------ Given entries ------

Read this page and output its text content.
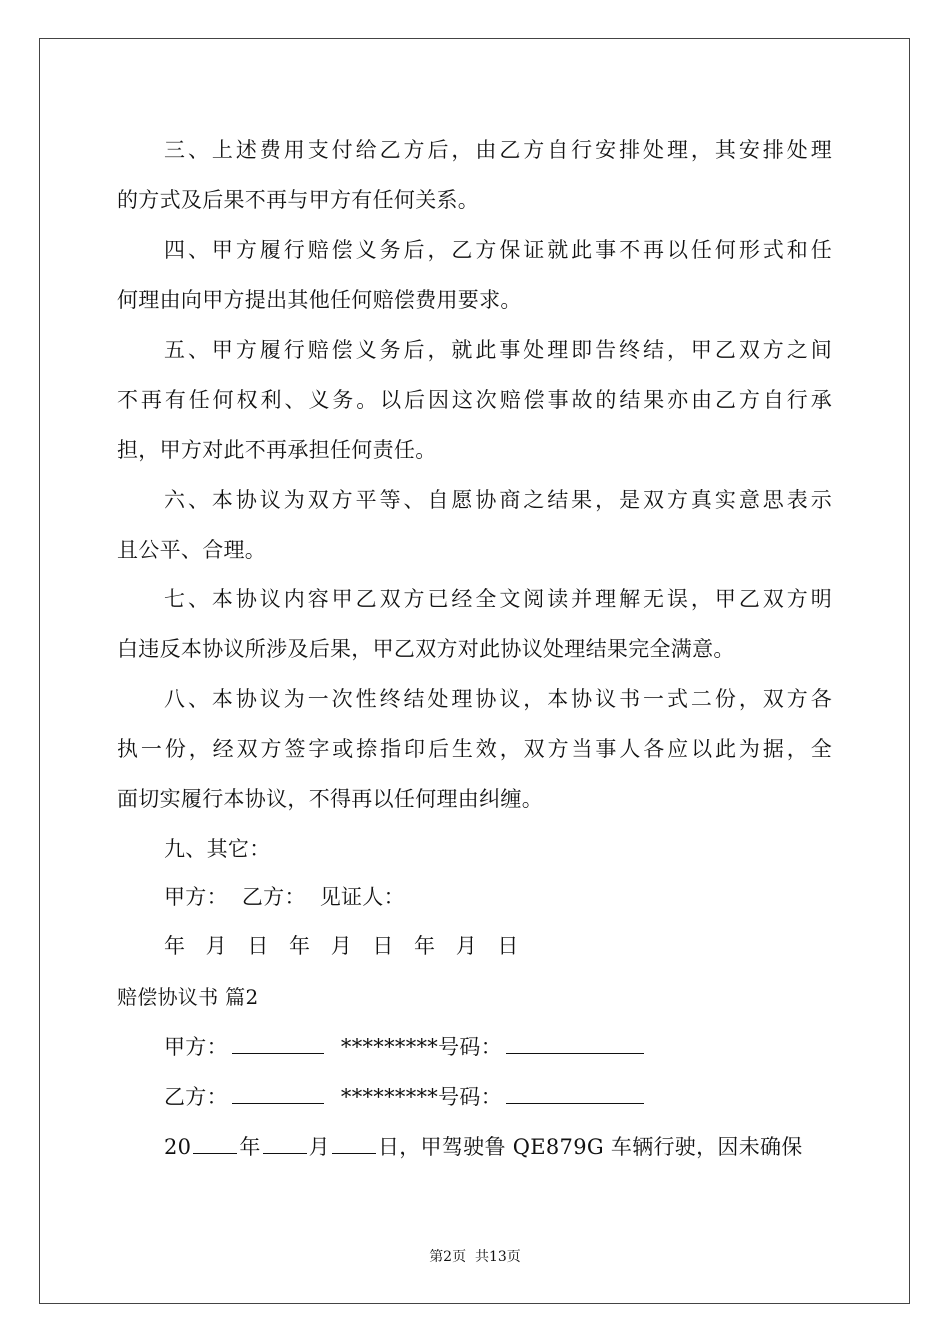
三、上述费用支付给乙方后，由乙方自行安排处理，其安排处理
的方式及后果不再与甲方有任何关系。
四、甲方履行赔偿义务后，乙方保证就此事不再以任何形式和任
何理由向甲方提出其他任何赔偿费用要求。
五、甲方履行赔偿义务后，就此事处理即告终结，甲乙双方之间
不再有任何权利、义务。以后因这次赔偿事故的结果亦由乙方自行承
担，甲方对此不再承担任何责任。
六、本协议为双方平等、自愿协商之结果，是双方真实意思表示
且公平、合理。
七、本协议内容甲乙双方已经全文阅读并理解无误，甲乙双方明
白违反本协议所涉及后果，甲乙双方对此协议处理结果完全满意。
八、本协议为一次性终结处理协议，本协议书一式二份，双方各
执一份，经双方签字或捺指印后生效，双方当事人各应以此为据，全
面切实履行本协议，不得再以任何理由纠缠。
九、其它：
甲方：  乙方：  见证人：
年 月 日 年 月 日 年 月 日
赔偿协议书 篇2
甲方：	*********号码：
乙方：	*********号码：
20 年 月 日，甲驾驶鲁 QE879G 车辆行驶，因未确保
第2页  共13页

------

**What is asked**
Go through the records and show every line with the string "甲方履行赔偿义务后" in it.

**Complete response**
四、甲方履行赔偿义务后，乙方保证就此事不再以任何形式和任
五、甲方履行赔偿义务后，就此事处理即告终结，甲乙双方之间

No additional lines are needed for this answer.